┌──

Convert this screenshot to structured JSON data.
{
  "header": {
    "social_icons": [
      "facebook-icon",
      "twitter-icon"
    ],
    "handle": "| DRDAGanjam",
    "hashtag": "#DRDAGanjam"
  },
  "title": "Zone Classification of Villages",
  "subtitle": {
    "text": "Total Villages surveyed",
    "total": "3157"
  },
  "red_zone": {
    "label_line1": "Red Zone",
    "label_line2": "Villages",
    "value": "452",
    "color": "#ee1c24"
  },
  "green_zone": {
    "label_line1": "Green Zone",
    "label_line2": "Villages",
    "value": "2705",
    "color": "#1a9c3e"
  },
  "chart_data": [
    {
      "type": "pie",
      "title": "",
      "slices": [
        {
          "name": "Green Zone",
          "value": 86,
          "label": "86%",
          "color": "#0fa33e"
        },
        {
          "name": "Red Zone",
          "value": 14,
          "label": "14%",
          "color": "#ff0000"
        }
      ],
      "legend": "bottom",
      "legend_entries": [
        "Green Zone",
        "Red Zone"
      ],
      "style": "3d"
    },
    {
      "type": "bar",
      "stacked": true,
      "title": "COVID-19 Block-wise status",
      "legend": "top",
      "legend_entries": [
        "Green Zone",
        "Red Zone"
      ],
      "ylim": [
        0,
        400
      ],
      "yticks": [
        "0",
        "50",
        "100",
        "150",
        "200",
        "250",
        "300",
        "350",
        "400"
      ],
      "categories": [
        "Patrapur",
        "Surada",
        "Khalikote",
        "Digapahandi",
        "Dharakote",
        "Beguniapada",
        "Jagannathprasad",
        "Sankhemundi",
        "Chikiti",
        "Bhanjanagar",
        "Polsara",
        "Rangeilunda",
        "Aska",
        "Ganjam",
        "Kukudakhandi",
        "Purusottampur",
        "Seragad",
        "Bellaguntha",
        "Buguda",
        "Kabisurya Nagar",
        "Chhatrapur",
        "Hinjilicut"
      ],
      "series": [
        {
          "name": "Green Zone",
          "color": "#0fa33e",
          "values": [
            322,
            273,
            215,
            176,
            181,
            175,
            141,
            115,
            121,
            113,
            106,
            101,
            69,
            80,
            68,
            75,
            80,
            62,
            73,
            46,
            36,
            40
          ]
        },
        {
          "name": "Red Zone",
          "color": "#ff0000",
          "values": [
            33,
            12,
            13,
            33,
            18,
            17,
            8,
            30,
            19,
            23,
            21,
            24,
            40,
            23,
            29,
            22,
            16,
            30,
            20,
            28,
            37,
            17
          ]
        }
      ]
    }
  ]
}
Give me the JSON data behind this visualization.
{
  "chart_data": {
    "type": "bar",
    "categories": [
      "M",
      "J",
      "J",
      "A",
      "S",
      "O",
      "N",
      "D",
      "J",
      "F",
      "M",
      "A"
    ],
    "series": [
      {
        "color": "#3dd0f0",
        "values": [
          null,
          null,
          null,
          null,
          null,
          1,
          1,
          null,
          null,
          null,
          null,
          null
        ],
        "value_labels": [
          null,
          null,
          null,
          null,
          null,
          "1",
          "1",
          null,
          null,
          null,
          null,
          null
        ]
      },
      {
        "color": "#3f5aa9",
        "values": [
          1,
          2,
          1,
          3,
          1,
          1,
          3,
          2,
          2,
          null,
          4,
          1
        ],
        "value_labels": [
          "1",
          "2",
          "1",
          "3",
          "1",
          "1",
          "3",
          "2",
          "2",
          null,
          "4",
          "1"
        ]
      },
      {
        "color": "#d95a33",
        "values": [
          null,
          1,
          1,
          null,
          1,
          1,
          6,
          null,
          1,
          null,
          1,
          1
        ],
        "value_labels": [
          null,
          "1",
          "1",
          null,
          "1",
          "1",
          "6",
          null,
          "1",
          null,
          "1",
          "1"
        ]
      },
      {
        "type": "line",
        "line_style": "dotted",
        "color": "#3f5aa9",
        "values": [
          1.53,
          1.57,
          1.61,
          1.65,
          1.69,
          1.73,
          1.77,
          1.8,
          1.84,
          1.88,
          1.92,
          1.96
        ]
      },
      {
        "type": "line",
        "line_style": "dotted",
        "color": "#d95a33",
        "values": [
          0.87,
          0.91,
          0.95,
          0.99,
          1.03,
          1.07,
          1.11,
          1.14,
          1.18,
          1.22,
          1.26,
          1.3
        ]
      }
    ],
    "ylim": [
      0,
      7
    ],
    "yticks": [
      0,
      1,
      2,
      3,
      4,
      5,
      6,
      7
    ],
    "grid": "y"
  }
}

└──

- DIRECTIONS
Extract the full listing above without alteration.

- EXERCISE RESULT
Convert this screenshot to structured JSON data.
{
  "header": {
    "social_icons": [
      "facebook-icon",
      "twitter-icon"
    ],
    "handle": "| DRDAGanjam",
    "hashtag": "#DRDAGanjam"
  },
  "title": "Zone Classification of Villages",
  "subtitle": {
    "text": "Total Villages surveyed",
    "total": "3157"
  },
  "red_zone": {
    "label_line1": "Red Zone",
    "label_line2": "Villages",
    "value": "452",
    "color": "#ee1c24"
  },
  "green_zone": {
    "label_line1": "Green Zone",
    "label_line2": "Villages",
    "value": "2705",
    "color": "#1a9c3e"
  },
  "chart_data": [
    {
      "type": "pie",
      "title": "",
      "slices": [
        {
          "name": "Green Zone",
          "value": 86,
          "label": "86%",
          "color": "#0fa33e"
        },
        {
          "name": "Red Zone",
          "value": 14,
          "label": "14%",
          "color": "#ff0000"
        }
      ],
      "legend": "bottom",
      "legend_entries": [
        "Green Zone",
        "Red Zone"
      ],
      "style": "3d"
    },
    {
      "type": "bar",
      "stacked": true,
      "title": "COVID-19 Block-wise status",
      "legend": "top",
      "legend_entries": [
        "Green Zone",
        "Red Zone"
      ],
      "ylim": [
        0,
        400
      ],
      "yticks": [
        "0",
        "50",
        "100",
        "150",
        "200",
        "250",
        "300",
        "350",
        "400"
      ],
      "categories": [
        "Patrapur",
        "Surada",
        "Khalikote",
        "Digapahandi",
        "Dharakote",
        "Beguniapada",
        "Jagannathprasad",
        "Sankhemundi",
        "Chikiti",
        "Bhanjanagar",
        "Polsara",
        "Rangeilunda",
        "Aska",
        "Ganjam",
        "Kukudakhandi",
        "Purusottampur",
        "Seragad",
        "Bellaguntha",
        "Buguda",
        "Kabisurya Nagar",
        "Chhatrapur",
        "Hinjilicut"
      ],
      "series": [
        {
          "name": "Green Zone",
          "color": "#0fa33e",
          "values": [
            322,
            273,
            215,
            176,
            181,
            175,
            141,
            115,
            121,
            113,
            106,
            101,
            69,
            80,
            68,
            75,
            80,
            62,
            73,
            46,
            36,
            40
          ]
        },
        {
          "name": "Red Zone",
          "color": "#ff0000",
          "values": [
            33,
            12,
            13,
            33,
            18,
            17,
            8,
            30,
            19,
            23,
            21,
            24,
            40,
            23,
            29,
            22,
            16,
            30,
            20,
            28,
            37,
            17
          ]
        }
      ]
    }
  ]
}
Give me the JSON data behind this visualization.
{
  "chart_data": {
    "type": "bar",
    "categories": [
      "M",
      "J",
      "J",
      "A",
      "S",
      "O",
      "N",
      "D",
      "J",
      "F",
      "M",
      "A"
    ],
    "series": [
      {
        "color": "#3dd0f0",
        "values": [
          null,
          null,
          null,
          null,
          null,
          1,
          1,
          null,
          null,
          null,
          null,
          null
        ],
        "value_labels": [
          null,
          null,
          null,
          null,
          null,
          "1",
          "1",
          null,
          null,
          null,
          null,
          null
        ]
      },
      {
        "color": "#3f5aa9",
        "values": [
          1,
          2,
          1,
          3,
          1,
          1,
          3,
          2,
          2,
          null,
          4,
          1
        ],
        "value_labels": [
          "1",
          "2",
          "1",
          "3",
          "1",
          "1",
          "3",
          "2",
          "2",
          null,
          "4",
          "1"
        ]
      },
      {
        "color": "#d95a33",
        "values": [
          null,
          1,
          1,
          null,
          1,
          1,
          6,
          null,
          1,
          null,
          1,
          1
        ],
        "value_labels": [
          null,
          "1",
          "1",
          null,
          "1",
          "1",
          "6",
          null,
          "1",
          null,
          "1",
          "1"
        ]
      },
      {
        "type": "line",
        "line_style": "dotted",
        "color": "#3f5aa9",
        "values": [
          1.53,
          1.57,
          1.61,
          1.65,
          1.69,
          1.73,
          1.77,
          1.8,
          1.84,
          1.88,
          1.92,
          1.96
        ]
      },
      {
        "type": "line",
        "line_style": "dotted",
        "color": "#d95a33",
        "values": [
          0.87,
          0.91,
          0.95,
          0.99,
          1.03,
          1.07,
          1.11,
          1.14,
          1.18,
          1.22,
          1.26,
          1.3
        ]
      }
    ],
    "ylim": [
      0,
      7
    ],
    "yticks": [
      0,
      1,
      2,
      3,
      4,
      5,
      6,
      7
    ],
    "grid": "y"
  }
}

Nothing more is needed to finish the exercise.